───── SUPPLIED INFORMATION

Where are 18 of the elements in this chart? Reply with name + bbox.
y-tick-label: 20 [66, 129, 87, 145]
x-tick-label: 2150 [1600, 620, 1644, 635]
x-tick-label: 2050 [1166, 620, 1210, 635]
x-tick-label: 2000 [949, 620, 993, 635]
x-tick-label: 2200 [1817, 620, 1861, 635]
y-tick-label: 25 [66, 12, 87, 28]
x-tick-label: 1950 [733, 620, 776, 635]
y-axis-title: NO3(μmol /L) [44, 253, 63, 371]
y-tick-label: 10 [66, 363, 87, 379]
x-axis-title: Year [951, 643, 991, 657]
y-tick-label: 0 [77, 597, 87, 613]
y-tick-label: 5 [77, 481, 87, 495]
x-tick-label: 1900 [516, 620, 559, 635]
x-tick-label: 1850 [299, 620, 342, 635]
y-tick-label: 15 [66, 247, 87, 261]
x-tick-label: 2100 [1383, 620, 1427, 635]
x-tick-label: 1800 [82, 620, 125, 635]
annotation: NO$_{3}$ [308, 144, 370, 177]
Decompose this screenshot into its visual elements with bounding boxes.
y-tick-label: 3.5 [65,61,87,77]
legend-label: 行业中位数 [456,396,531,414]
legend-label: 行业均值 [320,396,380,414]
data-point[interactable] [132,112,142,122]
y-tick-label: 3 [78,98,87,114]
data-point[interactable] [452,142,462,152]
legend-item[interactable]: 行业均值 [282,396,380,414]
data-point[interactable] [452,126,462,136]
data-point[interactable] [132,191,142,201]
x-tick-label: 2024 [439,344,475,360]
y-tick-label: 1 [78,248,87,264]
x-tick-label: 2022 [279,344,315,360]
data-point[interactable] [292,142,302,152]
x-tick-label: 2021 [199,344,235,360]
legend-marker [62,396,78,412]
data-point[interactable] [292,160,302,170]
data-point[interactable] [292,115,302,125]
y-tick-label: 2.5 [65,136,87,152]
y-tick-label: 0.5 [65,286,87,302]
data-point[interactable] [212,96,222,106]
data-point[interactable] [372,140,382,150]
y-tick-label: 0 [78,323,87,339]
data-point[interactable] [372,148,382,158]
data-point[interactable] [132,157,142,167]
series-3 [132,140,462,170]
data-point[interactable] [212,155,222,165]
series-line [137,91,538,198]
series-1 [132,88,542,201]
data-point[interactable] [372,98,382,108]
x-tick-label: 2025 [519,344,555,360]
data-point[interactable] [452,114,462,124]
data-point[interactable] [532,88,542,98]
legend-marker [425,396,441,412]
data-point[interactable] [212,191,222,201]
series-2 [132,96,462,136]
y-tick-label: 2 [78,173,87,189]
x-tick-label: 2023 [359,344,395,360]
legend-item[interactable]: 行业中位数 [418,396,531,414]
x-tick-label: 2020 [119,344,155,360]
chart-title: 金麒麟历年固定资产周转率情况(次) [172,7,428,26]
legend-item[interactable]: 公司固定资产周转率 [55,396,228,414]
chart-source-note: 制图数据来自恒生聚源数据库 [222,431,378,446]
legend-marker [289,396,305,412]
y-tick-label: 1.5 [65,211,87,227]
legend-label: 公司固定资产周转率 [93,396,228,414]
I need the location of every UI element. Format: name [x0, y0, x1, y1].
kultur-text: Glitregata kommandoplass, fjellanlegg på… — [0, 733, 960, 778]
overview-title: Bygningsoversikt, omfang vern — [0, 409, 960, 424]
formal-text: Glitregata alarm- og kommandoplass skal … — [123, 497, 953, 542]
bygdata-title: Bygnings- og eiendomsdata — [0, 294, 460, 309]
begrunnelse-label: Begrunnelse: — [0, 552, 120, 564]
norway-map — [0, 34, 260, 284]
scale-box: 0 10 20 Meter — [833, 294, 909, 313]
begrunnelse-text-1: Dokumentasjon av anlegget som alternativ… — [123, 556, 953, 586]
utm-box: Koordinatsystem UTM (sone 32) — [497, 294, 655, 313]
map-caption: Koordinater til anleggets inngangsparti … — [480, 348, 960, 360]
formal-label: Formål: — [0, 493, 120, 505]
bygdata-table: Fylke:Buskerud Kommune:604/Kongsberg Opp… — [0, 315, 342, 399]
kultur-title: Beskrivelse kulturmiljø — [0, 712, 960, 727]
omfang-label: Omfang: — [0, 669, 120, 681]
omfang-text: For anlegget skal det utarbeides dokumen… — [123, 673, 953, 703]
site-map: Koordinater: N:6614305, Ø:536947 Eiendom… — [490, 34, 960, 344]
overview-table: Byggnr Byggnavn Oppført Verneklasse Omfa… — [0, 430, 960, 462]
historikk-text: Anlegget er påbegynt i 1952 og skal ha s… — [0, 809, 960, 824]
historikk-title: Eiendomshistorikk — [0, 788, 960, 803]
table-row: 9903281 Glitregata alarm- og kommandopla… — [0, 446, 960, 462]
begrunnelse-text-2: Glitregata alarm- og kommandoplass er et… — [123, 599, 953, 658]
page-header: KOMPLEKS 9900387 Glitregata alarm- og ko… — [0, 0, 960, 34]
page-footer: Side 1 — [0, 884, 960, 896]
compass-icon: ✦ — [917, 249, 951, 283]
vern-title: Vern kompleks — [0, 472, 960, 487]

──────────

» **EXERCISE**:
Pull out every line of the listing above and reproduce each one unchanged.

» **WRITTEN REPLY**:
Where are 18 of the elements in this chart? Reply with name + bbox.
y-tick-label: 20 [66, 129, 87, 145]
x-tick-label: 2150 [1600, 620, 1644, 635]
x-tick-label: 2050 [1166, 620, 1210, 635]
x-tick-label: 2000 [949, 620, 993, 635]
x-tick-label: 2200 [1817, 620, 1861, 635]
y-tick-label: 25 [66, 12, 87, 28]
x-tick-label: 1950 [733, 620, 776, 635]
y-axis-title: NO3(μmol /L) [44, 253, 63, 371]
y-tick-label: 10 [66, 363, 87, 379]
x-axis-title: Year [951, 643, 991, 657]
y-tick-label: 0 [77, 597, 87, 613]
y-tick-label: 5 [77, 481, 87, 495]
x-tick-label: 1900 [516, 620, 559, 635]
x-tick-label: 1850 [299, 620, 342, 635]
y-tick-label: 15 [66, 247, 87, 261]
x-tick-label: 2100 [1383, 620, 1427, 635]
x-tick-label: 1800 [82, 620, 125, 635]
annotation: NO$_{3}$ [308, 144, 370, 177]
Decompose this screenshot into its visual elements with bounding boxes.
y-tick-label: 3.5 [65,61,87,77]
legend-label: 行业中位数 [456,396,531,414]
legend-label: 行业均值 [320,396,380,414]
data-point[interactable] [132,112,142,122]
y-tick-label: 3 [78,98,87,114]
data-point[interactable] [452,142,462,152]
legend-item[interactable]: 行业均值 [282,396,380,414]
data-point[interactable] [452,126,462,136]
data-point[interactable] [132,191,142,201]
x-tick-label: 2024 [439,344,475,360]
y-tick-label: 1 [78,248,87,264]
x-tick-label: 2022 [279,344,315,360]
data-point[interactable] [292,142,302,152]
x-tick-label: 2021 [199,344,235,360]
legend-marker [62,396,78,412]
data-point[interactable] [292,160,302,170]
data-point[interactable] [292,115,302,125]
y-tick-label: 2.5 [65,136,87,152]
y-tick-label: 0.5 [65,286,87,302]
data-point[interactable] [212,96,222,106]
data-point[interactable] [372,140,382,150]
y-tick-label: 0 [78,323,87,339]
data-point[interactable] [372,148,382,158]
data-point[interactable] [132,157,142,167]
series-3 [132,140,462,170]
data-point[interactable] [212,155,222,165]
series-line [137,91,538,198]
series-1 [132,88,542,201]
data-point[interactable] [372,98,382,108]
x-tick-label: 2025 [519,344,555,360]
data-point[interactable] [452,114,462,124]
data-point[interactable] [532,88,542,98]
legend-marker [425,396,441,412]
data-point[interactable] [212,191,222,201]
series-2 [132,96,462,136]
y-tick-label: 2 [78,173,87,189]
x-tick-label: 2023 [359,344,395,360]
legend-item[interactable]: 行业中位数 [418,396,531,414]
x-tick-label: 2020 [119,344,155,360]
chart-title: 金麒麟历年固定资产周转率情况(次) [172,7,428,26]
legend-item[interactable]: 公司固定资产周转率 [55,396,228,414]
chart-source-note: 制图数据来自恒生聚源数据库 [222,431,378,446]
legend-marker [289,396,305,412]
y-tick-label: 1.5 [65,211,87,227]
legend-label: 公司固定资产周转率 [93,396,228,414]
I need the location of every UI element. Format: name [x0, y0, x1, y1].
kultur-text: Glitregata kommandoplass, fjellanlegg på… — [0, 733, 960, 778]
overview-title: Bygningsoversikt, omfang vern — [0, 409, 960, 424]
formal-text: Glitregata alarm- og kommandoplass skal … — [123, 497, 953, 542]
bygdata-title: Bygnings- og eiendomsdata — [0, 294, 460, 309]
begrunnelse-label: Begrunnelse: — [0, 552, 120, 564]
norway-map — [0, 34, 260, 284]
scale-box: 0 10 20 Meter — [833, 294, 909, 313]
begrunnelse-text-1: Dokumentasjon av anlegget som alternativ… — [123, 556, 953, 586]
utm-box: Koordinatsystem UTM (sone 32) — [497, 294, 655, 313]
map-caption: Koordinater til anleggets inngangsparti … — [480, 348, 960, 360]
formal-label: Formål: — [0, 493, 120, 505]
bygdata-table: Fylke:Buskerud Kommune:604/Kongsberg Opp… — [0, 315, 342, 399]
kultur-title: Beskrivelse kulturmiljø — [0, 712, 960, 727]
omfang-label: Omfang: — [0, 669, 120, 681]
omfang-text: For anlegget skal det utarbeides dokumen… — [123, 673, 953, 703]
site-map: Koordinater: N:6614305, Ø:536947 Eiendom… — [490, 34, 960, 344]
overview-table: Byggnr Byggnavn Oppført Verneklasse Omfa… — [0, 430, 960, 462]
historikk-text: Anlegget er påbegynt i 1952 og skal ha s… — [0, 809, 960, 824]
historikk-title: Eiendomshistorikk — [0, 788, 960, 803]
table-row: 9903281 Glitregata alarm- og kommandopla… — [0, 446, 960, 462]
begrunnelse-text-2: Glitregata alarm- og kommandoplass er et… — [123, 599, 953, 658]
page-header: KOMPLEKS 9900387 Glitregata alarm- og ko… — [0, 0, 960, 34]
page-footer: Side 1 — [0, 884, 960, 896]
compass-icon: ✦ — [917, 249, 951, 283]
vern-title: Vern kompleks — [0, 472, 960, 487]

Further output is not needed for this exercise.